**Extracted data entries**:
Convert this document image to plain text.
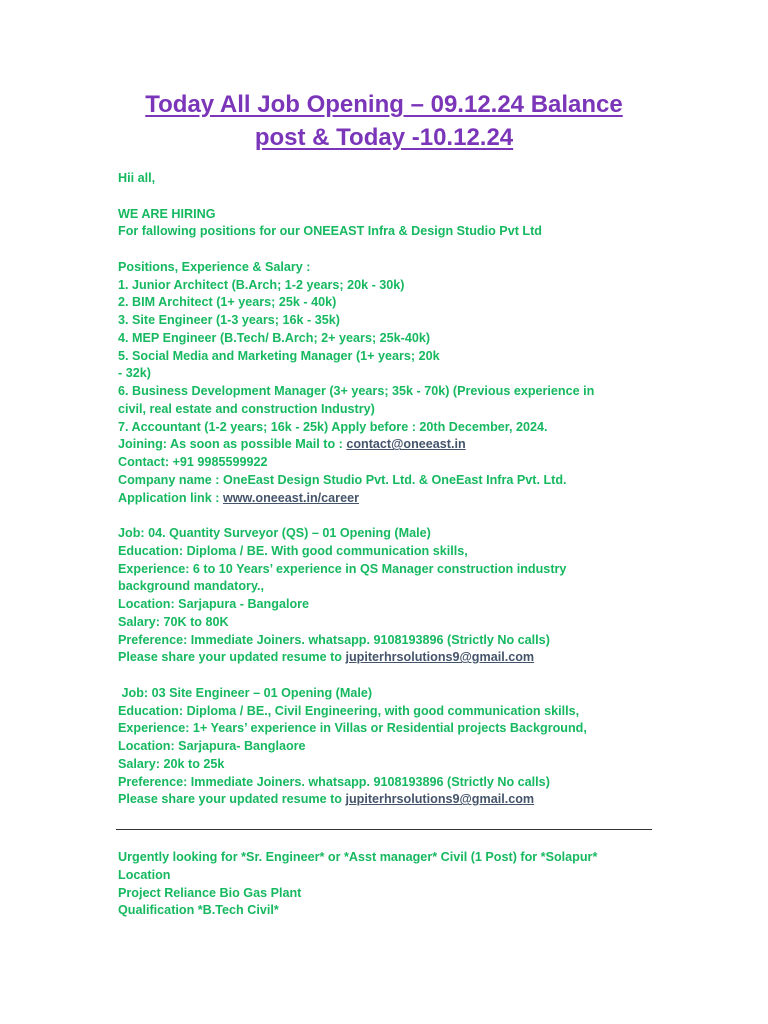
Today All Job Opening – 09.12.24 Balance
post & Today -10.12.24
Hii all,
WE ARE HIRING
For fallowing positions for our ONEEAST Infra & Design Studio Pvt Ltd
Positions, Experience & Salary :
1. Junior Architect (B.Arch; 1-2 years; 20k - 30k)
2. BIM Architect (1+ years; 25k - 40k)
3. Site Engineer (1-3 years; 16k - 35k)
4. MEP Engineer (B.Tech/ B.Arch; 2+ years; 25k-40k)
5. Social Media and Marketing Manager (1+ years; 20k
- 32k)
6. Business Development Manager (3+ years; 35k - 70k) (Previous experience in
civil, real estate and construction Industry)
7. Accountant (1-2 years; 16k - 25k) Apply before : 20th December, 2024.
Joining: As soon as possible Mail to : contact@oneeast.in
Contact: +91 9985599922
Company name : OneEast Design Studio Pvt. Ltd. & OneEast Infra Pvt. Ltd.
Application link : www.oneeast.in/career
Job: 04. Quantity Surveyor (QS) – 01 Opening (Male)
Education: Diploma / BE. With good communication skills,
Experience: 6 to 10 Years’ experience in QS Manager construction industry
background mandatory.,
Location: Sarjapura - Bangalore
Salary: 70K to 80K
Preference: Immediate Joiners. whatsapp. 9108193896 (Strictly No calls)
Please share your updated resume to jupiterhrsolutions9@gmail.com
Job: 03 Site Engineer – 01 Opening (Male)
Education: Diploma / BE., Civil Engineering, with good communication skills,
Experience: 1+ Years’ experience in Villas or Residential projects Background,
Location: Sarjapura- Banglaore
Salary: 20k to 25k
Preference: Immediate Joiners. whatsapp. 9108193896 (Strictly No calls)
Please share your updated resume to jupiterhrsolutions9@gmail.com
Urgently looking for *Sr. Engineer* or *Asst manager* Civil (1 Post) for *Solapur*
Location
Project Reliance Bio Gas Plant
Qualification *B.Tech Civil*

**EXERCISE DIRECTIONS**: Go through the material above and count the lines that include "Location". Give the number alone.

**COMPLETED EXERCISE**: 3